(Dataset entries on figures)
══════════

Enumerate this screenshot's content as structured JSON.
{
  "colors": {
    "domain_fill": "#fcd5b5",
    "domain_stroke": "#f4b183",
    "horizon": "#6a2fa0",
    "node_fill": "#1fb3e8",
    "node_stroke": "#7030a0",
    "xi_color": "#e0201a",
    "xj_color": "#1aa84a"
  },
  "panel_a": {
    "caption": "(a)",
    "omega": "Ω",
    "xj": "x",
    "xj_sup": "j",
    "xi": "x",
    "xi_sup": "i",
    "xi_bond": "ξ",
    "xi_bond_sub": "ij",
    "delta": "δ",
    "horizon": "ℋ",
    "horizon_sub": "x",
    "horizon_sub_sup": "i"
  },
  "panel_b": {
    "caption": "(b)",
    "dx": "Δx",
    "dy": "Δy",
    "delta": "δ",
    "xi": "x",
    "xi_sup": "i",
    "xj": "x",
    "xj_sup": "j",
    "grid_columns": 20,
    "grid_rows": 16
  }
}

══════════

Print every entry exactly as written.

Enumerate this screenshot's content as structured JSON.
{
  "colors": {
    "domain_fill": "#fcd5b5",
    "domain_stroke": "#f4b183",
    "horizon": "#6a2fa0",
    "node_fill": "#1fb3e8",
    "node_stroke": "#7030a0",
    "xi_color": "#e0201a",
    "xj_color": "#1aa84a"
  },
  "panel_a": {
    "caption": "(a)",
    "omega": "Ω",
    "xj": "x",
    "xj_sup": "j",
    "xi": "x",
    "xi_sup": "i",
    "xi_bond": "ξ",
    "xi_bond_sub": "ij",
    "delta": "δ",
    "horizon": "ℋ",
    "horizon_sub": "x",
    "horizon_sub_sup": "i"
  },
  "panel_b": {
    "caption": "(b)",
    "dx": "Δx",
    "dy": "Δy",
    "delta": "δ",
    "xi": "x",
    "xi_sup": "i",
    "xj": "x",
    "xj_sup": "j",
    "grid_columns": 20,
    "grid_rows": 16
  }
}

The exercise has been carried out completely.